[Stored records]
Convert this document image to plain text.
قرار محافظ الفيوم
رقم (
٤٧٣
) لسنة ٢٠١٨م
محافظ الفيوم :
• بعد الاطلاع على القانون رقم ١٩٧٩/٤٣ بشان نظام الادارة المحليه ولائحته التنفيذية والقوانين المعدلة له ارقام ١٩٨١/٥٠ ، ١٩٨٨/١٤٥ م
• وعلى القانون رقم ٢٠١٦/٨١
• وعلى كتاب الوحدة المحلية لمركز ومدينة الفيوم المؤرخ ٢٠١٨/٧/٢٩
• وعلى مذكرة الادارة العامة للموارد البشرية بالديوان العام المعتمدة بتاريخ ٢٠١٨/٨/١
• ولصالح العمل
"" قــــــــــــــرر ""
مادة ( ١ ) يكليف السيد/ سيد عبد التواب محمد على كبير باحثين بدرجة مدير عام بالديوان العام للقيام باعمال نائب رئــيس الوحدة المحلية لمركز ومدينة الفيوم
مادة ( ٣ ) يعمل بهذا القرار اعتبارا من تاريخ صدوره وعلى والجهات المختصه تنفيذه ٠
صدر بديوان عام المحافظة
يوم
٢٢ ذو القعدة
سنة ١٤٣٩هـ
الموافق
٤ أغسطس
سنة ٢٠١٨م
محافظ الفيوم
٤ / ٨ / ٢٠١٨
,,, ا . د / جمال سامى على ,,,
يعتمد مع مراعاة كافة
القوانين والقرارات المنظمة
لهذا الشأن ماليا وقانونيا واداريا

**PROMPT**. In the records above, how many lines hold the string "ومدينة"? Reply with only the number.

**ANSWER BELOW**. 2